**WHAT YOU HAVE TO DO**.
Transcribe every line of the records verbatim.

**LISTING**.
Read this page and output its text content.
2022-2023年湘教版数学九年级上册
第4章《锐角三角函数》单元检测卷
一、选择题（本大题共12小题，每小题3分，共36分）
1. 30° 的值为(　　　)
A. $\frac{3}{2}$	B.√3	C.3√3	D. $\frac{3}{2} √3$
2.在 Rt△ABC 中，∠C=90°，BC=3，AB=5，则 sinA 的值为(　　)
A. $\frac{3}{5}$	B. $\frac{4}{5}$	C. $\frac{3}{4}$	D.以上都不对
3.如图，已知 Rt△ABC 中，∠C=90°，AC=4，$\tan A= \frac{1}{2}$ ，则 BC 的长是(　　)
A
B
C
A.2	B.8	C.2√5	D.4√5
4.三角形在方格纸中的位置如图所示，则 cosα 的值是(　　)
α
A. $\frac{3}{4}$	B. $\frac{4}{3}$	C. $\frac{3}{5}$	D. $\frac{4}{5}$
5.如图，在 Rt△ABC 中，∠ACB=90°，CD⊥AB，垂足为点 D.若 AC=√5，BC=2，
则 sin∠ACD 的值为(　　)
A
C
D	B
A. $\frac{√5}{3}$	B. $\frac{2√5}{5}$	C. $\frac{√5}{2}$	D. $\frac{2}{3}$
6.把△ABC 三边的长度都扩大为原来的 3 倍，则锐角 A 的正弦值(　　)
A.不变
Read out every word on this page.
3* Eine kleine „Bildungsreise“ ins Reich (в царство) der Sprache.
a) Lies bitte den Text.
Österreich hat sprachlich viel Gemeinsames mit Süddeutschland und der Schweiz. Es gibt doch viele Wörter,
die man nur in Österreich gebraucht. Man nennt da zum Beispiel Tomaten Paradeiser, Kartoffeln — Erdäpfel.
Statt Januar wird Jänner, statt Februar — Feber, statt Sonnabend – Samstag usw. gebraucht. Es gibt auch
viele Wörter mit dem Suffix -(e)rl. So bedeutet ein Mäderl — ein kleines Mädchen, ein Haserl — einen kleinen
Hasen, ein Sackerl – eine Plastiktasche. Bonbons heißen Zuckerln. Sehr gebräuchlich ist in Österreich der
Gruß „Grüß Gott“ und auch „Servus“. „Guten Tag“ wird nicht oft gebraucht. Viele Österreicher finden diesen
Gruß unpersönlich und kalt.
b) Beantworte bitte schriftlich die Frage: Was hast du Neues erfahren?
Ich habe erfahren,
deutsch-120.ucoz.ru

**THE OUTPUT**.
Read this page and output its text content.
2022-2023年湘教版数学九年级上册
第4章《锐角三角函数》单元检测卷
一、选择题（本大题共12小题，每小题3分，共36分）
1. 30° 的值为(　　　)
A. $\frac{3}{2}$	B.√3	C.3√3	D. $\frac{3}{2} √3$
2.在 Rt△ABC 中，∠C=90°，BC=3，AB=5，则 sinA 的值为(　　)
A. $\frac{3}{5}$	B. $\frac{4}{5}$	C. $\frac{3}{4}$	D.以上都不对
3.如图，已知 Rt△ABC 中，∠C=90°，AC=4，$\tan A= \frac{1}{2}$ ，则 BC 的长是(　　)
A
B
C
A.2	B.8	C.2√5	D.4√5
4.三角形在方格纸中的位置如图所示，则 cosα 的值是(　　)
α
A. $\frac{3}{4}$	B. $\frac{4}{3}$	C. $\frac{3}{5}$	D. $\frac{4}{5}$
5.如图，在 Rt△ABC 中，∠ACB=90°，CD⊥AB，垂足为点 D.若 AC=√5，BC=2，
则 sin∠ACD 的值为(　　)
A
C
D	B
A. $\frac{√5}{3}$	B. $\frac{2√5}{5}$	C. $\frac{√5}{2}$	D. $\frac{2}{3}$
6.把△ABC 三边的长度都扩大为原来的 3 倍，则锐角 A 的正弦值(　　)
A.不变
Read out every word on this page.
3* Eine kleine „Bildungsreise“ ins Reich (в царство) der Sprache.
a) Lies bitte den Text.
Österreich hat sprachlich viel Gemeinsames mit Süddeutschland und der Schweiz. Es gibt doch viele Wörter,
die man nur in Österreich gebraucht. Man nennt da zum Beispiel Tomaten Paradeiser, Kartoffeln — Erdäpfel.
Statt Januar wird Jänner, statt Februar — Feber, statt Sonnabend – Samstag usw. gebraucht. Es gibt auch
viele Wörter mit dem Suffix -(e)rl. So bedeutet ein Mäderl — ein kleines Mädchen, ein Haserl — einen kleinen
Hasen, ein Sackerl – eine Plastiktasche. Bonbons heißen Zuckerln. Sehr gebräuchlich ist in Österreich der
Gruß „Grüß Gott“ und auch „Servus“. „Guten Tag“ wird nicht oft gebraucht. Viele Österreicher finden diesen
Gruß unpersönlich und kalt.
b) Beantworte bitte schriftlich die Frage: Was hast du Neues erfahren?
Ich habe erfahren,
deutsch-120.ucoz.ru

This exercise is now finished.